> [SHORT EXERCISE] Look for the string "искусстве" in the lines and copy each line that has it.

> [LISTED RECORDS]

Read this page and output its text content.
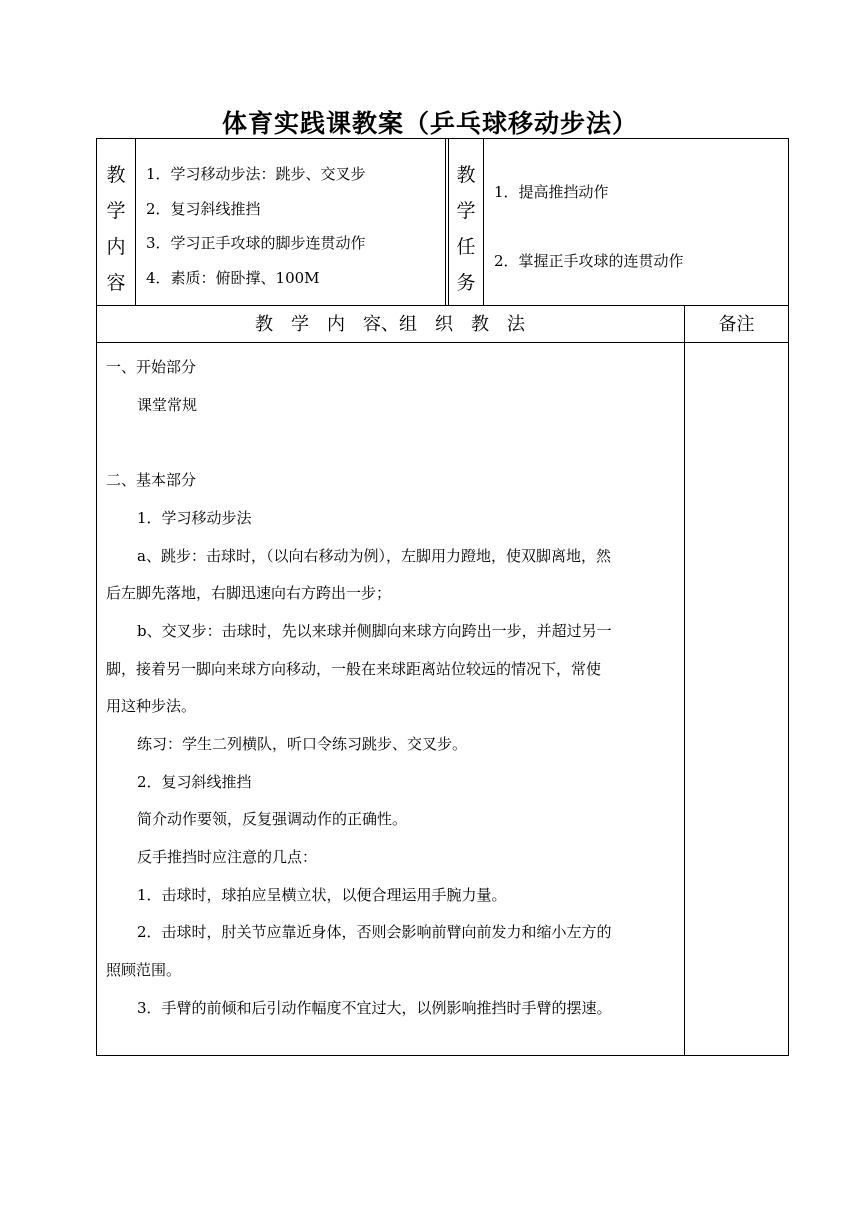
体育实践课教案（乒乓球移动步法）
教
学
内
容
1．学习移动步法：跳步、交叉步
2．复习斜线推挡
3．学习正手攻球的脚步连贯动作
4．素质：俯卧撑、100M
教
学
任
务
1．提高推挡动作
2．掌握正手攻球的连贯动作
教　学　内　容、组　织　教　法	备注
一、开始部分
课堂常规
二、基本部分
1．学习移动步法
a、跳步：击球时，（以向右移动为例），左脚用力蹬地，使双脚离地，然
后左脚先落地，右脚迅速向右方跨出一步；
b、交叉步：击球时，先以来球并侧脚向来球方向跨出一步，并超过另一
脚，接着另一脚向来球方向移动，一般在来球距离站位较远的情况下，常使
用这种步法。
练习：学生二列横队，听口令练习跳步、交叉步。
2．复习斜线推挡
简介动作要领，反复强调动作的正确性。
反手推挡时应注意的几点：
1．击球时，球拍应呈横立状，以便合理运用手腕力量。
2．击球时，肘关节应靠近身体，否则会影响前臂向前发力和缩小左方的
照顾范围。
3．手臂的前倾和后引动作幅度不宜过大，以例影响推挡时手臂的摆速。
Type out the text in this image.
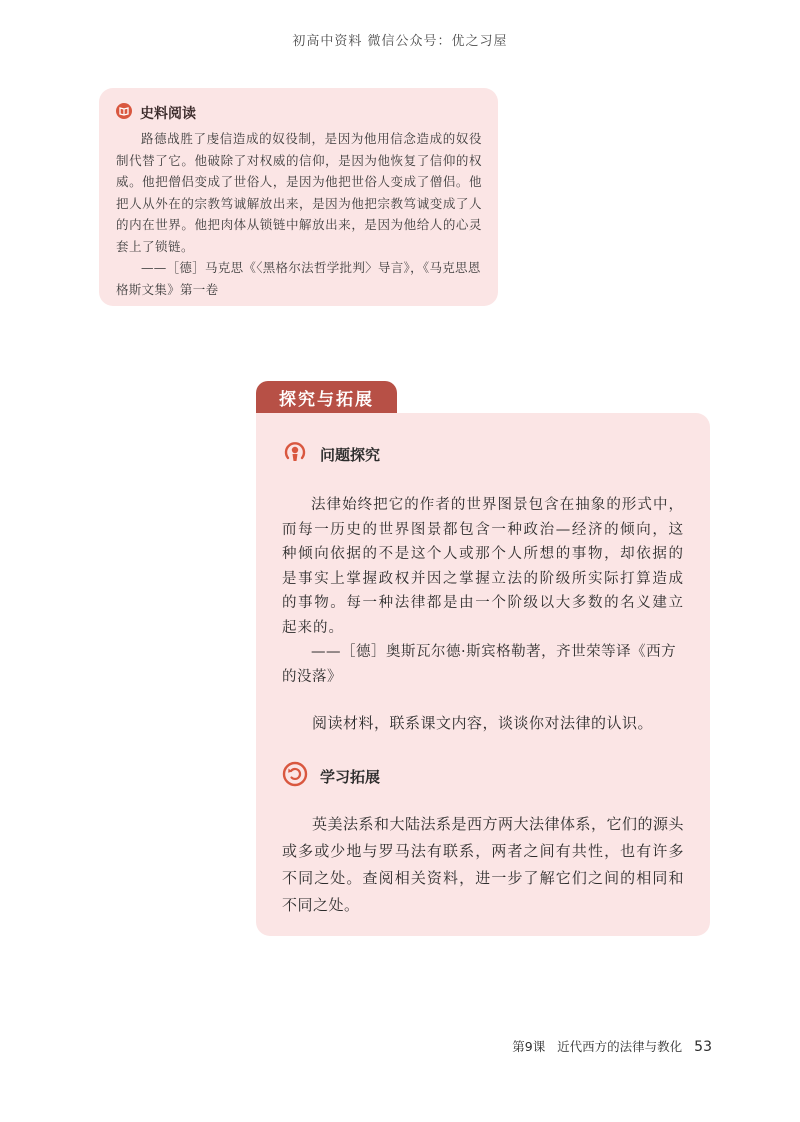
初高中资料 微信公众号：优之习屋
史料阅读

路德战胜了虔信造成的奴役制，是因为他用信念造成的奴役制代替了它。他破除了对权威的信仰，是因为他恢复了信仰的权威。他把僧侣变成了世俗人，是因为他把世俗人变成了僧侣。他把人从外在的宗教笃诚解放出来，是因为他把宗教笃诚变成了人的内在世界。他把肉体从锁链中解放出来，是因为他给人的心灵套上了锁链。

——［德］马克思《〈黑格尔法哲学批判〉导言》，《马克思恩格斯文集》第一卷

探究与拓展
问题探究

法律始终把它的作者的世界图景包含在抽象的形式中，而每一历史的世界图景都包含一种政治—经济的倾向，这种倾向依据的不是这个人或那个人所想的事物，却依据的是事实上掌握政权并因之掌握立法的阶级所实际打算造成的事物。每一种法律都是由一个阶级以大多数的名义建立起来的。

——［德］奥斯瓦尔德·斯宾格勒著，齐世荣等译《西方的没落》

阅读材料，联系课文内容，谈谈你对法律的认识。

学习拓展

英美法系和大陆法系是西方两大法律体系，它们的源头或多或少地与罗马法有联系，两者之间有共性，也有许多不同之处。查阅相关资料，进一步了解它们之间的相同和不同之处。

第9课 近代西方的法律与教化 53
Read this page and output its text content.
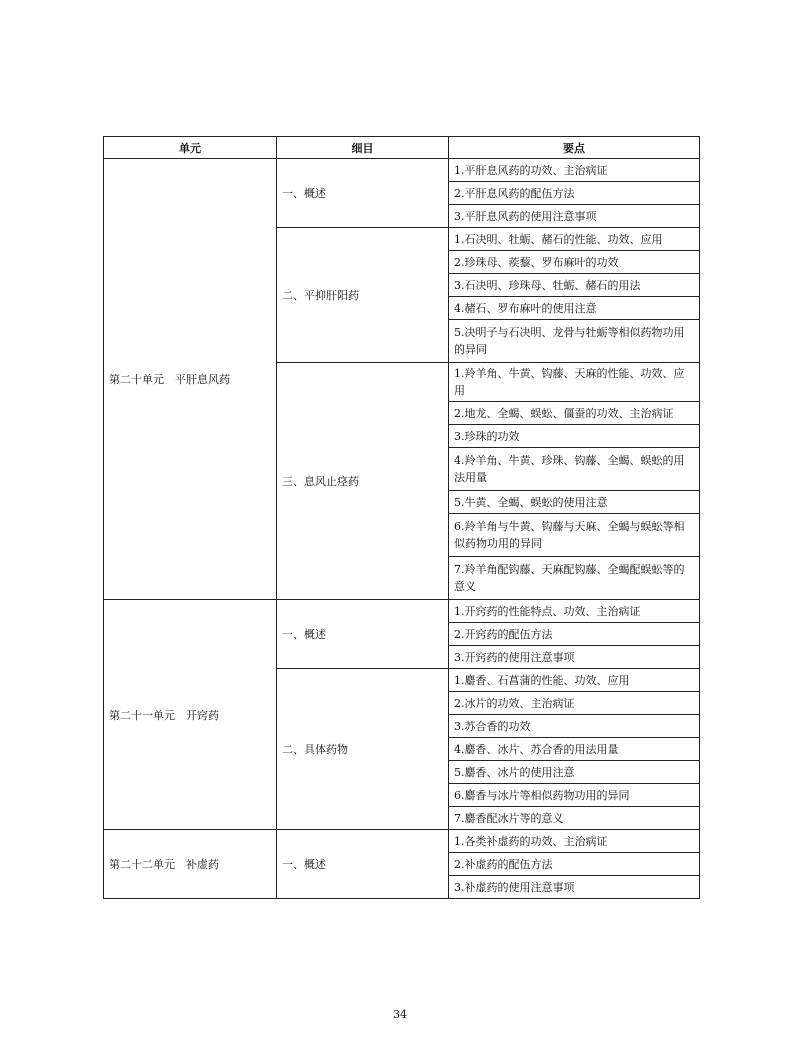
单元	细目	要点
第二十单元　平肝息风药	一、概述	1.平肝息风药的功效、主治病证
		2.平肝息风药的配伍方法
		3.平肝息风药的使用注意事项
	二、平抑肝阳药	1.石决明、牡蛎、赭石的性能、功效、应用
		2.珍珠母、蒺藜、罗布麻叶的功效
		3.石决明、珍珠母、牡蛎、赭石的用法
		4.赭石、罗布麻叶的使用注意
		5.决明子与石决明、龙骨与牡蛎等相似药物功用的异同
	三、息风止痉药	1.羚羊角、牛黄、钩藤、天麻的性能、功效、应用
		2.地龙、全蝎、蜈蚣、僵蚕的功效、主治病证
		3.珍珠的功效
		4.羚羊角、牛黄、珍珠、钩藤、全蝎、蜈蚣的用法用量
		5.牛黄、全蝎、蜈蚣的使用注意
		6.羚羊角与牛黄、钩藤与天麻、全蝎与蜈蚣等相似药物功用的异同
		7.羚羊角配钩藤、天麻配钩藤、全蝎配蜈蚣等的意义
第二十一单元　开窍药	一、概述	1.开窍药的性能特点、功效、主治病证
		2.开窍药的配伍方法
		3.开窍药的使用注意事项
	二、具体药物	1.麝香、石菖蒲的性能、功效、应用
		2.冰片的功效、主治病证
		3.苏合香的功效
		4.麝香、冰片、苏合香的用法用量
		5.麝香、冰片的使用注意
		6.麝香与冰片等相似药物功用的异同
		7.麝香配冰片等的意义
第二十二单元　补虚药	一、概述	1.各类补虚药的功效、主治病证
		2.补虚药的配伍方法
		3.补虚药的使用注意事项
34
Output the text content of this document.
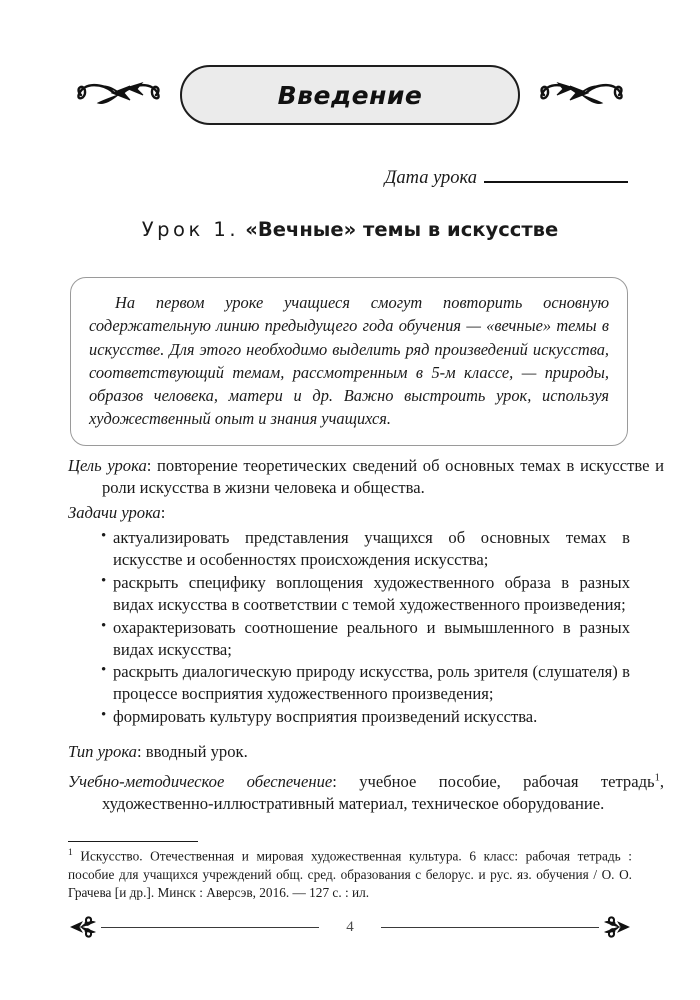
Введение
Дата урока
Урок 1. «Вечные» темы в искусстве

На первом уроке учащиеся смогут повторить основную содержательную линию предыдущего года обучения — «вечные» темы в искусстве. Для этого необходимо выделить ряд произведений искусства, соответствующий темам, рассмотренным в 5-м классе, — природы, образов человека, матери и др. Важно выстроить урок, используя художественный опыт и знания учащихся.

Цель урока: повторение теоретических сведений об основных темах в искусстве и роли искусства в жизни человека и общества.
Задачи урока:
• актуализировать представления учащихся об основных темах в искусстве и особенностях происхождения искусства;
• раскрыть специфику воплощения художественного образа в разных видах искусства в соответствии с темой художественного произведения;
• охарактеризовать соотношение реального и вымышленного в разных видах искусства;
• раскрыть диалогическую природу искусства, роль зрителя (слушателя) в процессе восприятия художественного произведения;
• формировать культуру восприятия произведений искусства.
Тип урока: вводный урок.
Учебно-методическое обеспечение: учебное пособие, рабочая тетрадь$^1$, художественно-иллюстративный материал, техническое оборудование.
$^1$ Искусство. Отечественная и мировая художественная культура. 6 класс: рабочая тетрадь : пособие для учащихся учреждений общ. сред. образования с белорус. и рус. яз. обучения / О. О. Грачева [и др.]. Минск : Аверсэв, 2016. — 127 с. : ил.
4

> [SOLUTION FOR THIS EXERCISE]
Урок 1. «Вечные» темы в искусстве
На первом уроке учащиеся смогут повторить основную содержательную линию предыдущего года обучения — «вечные» темы в искусстве. Для этого необходимо выделить ряд произведений искусства, соответствующий темам, рассмотренным в 5-м классе, — природы, образов человека, матери и др. Важно выстроить урок, используя художественный опыт и знания учащихся.
Цель урока: повторение теоретических сведений об основных темах в искусстве и роли искусства в жизни человека и общества.
• актуализировать представления учащихся об основных темах в искусстве и особенностях происхождения искусства;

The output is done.